> **Excerpted passage**:

======

Jharkhand has once again been placed under President’s rule and that too without dissolving the Vidhan Sabha. The Central government imposed President’s rule in the state for the third time since its formation on 18 February. Imposition of President’s rule without dissolution of the Vidhan Sabha has sent out the message that the Congress party has come to power in the state through the back door and that the period of President’s rule will be used by the party to refurbish its sullied image. The Congress party is
trying to use JMM as a tool for this purpose. On the other hand, the imposition of President’s rule and the suspension of the Vidhan Sabha has enraged the opposition.
President’s rule is imposed in a state under Article 356 of the Constitution “when a situation has arisen in which the government of a state cannot be carried on in accordance with the provisions of the Constitution”. The question is whether the Vidhan Sabha continues to exist even after the proclamation of the President’s rule or it should be considered as dissolved automatically. After Uttar Pradesh was placed under President’s rule in 1968, the Vidhan Sabha continued to be in existence for two months. Whereas, when President’s rule was imposed in West Bengal in 1968, the Assembly was dissolved with immediate effect.

======

> **Instructions to follow**: Carry on the article about President's rule in Jharkhand from its last sentence, keeping its line of argument. The items that follow come from a separate source.

======

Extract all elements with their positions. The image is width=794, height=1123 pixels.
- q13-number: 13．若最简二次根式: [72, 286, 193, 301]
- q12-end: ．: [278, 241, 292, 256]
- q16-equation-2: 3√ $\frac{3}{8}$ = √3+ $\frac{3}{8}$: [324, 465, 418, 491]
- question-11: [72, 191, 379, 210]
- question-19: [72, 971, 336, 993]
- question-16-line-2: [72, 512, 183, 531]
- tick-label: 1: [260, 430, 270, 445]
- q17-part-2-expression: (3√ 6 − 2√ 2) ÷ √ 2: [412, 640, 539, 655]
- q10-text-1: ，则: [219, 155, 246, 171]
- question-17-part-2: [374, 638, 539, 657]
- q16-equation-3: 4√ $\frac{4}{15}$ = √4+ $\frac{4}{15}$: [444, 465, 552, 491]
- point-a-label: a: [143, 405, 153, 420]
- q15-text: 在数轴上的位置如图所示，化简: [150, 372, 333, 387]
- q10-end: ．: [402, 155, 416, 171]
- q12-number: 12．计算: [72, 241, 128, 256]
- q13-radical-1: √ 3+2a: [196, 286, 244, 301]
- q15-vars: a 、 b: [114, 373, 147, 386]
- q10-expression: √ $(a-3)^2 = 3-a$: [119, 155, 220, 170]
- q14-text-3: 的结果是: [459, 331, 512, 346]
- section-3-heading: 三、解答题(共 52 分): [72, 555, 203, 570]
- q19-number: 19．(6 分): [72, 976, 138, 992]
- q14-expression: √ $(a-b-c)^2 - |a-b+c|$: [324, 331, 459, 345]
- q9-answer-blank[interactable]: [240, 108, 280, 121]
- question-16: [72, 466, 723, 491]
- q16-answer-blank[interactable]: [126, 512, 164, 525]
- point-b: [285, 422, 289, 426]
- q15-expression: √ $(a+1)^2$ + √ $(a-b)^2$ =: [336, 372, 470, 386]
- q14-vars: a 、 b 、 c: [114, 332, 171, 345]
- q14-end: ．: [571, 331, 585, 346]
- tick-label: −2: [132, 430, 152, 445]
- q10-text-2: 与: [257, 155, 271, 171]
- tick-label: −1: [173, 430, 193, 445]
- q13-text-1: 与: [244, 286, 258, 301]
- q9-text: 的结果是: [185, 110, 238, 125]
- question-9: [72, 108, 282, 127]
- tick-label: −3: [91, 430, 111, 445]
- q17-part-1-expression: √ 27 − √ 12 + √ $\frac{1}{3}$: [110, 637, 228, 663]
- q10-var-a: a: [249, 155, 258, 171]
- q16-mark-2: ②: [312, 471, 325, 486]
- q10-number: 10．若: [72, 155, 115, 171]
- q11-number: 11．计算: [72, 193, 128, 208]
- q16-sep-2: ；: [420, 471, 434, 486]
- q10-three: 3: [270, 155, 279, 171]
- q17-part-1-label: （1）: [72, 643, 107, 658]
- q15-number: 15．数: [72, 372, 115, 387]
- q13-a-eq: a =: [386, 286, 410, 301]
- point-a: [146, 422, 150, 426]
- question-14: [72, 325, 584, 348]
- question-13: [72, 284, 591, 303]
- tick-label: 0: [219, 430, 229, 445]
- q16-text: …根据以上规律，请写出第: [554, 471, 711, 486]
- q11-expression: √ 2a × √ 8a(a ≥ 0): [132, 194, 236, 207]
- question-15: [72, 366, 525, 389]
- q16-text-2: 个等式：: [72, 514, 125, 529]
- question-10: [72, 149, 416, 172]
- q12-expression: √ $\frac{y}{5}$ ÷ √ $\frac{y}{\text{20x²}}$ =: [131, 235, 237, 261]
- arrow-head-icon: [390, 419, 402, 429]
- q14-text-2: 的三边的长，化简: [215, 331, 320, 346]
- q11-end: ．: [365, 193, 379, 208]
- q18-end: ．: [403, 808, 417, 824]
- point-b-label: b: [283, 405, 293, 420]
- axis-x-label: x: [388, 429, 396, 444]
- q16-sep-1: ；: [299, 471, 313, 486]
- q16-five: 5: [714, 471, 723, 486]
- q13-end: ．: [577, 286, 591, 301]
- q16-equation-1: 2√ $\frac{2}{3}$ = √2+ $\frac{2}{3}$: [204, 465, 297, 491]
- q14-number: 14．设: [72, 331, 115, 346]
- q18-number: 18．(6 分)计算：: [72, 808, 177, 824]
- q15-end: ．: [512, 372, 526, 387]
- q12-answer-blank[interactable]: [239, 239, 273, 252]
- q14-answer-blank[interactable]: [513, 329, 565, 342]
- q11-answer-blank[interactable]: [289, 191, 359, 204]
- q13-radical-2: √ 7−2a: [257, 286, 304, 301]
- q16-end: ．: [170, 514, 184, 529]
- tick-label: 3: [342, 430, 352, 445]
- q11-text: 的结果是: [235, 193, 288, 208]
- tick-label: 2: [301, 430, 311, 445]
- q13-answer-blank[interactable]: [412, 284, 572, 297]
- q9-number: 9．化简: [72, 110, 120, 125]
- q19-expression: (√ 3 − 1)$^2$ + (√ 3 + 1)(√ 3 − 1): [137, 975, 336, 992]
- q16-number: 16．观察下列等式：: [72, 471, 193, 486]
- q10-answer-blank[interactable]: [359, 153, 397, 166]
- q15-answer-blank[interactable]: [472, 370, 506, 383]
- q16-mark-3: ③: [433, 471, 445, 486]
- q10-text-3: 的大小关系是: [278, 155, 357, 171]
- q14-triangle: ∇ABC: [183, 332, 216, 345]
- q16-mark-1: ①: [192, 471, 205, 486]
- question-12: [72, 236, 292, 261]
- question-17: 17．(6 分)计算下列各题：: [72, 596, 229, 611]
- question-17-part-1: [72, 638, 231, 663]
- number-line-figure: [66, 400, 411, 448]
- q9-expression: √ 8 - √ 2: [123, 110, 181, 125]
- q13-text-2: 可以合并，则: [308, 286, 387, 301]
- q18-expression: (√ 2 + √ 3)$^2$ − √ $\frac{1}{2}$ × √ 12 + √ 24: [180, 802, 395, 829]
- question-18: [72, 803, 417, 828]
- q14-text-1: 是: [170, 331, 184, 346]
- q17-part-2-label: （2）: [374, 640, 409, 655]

======

> **Written response**:
It is said that history repeats itself. The Congress party sincerely wishes it does. In January 1980, when the Congress returned to power at the Centre under the leadership of Indira Gandhi, the Union council of ministers recommended to the President that the Vidhan Sabhas of nine states be dissolved. The President acted accordingly, and in the elections in these states held in May 1980, the Congress was voted back to power in eight of them. Theoretically, a state’s Vidhan Sabha should be dissolved as soon as President’s rule is imposed but there is also the political precedent of letting the Vidhan Sabha survive even after the imposition of the President’s rule, as was done in case of Uttar Pradesh in 1968.
One need not be a genius to realise that post-President’s rule, the Congress has indirectly come to power in Jharkhand. The Congress-led UPA is ruling at the Centre and the President is a gentleman who was once the backbone of the party. It is true that the Congress does not enjoy a good image in the state and the imposition of President’s rule seems to be aimed at preparing the ground for the upcoming Lok Sabha (LS) elections and not giving a new government to the state, as the JMM is hoping. The Congress is unlikely to get a better opportunity to improve its image. The people of Jharkhand are yet to forget that in 2006, the Congress, with the help of its coalition partner RJD, was instrumental in installing a government led by independent MLA Madhu Koda in the state. The state was placed under President’s rule in 2009 and 2010 too but this time, the JMM, despite being in power, fell prey to the political machinations of the Congress and former chief minister Hemant Soren fell between two stools.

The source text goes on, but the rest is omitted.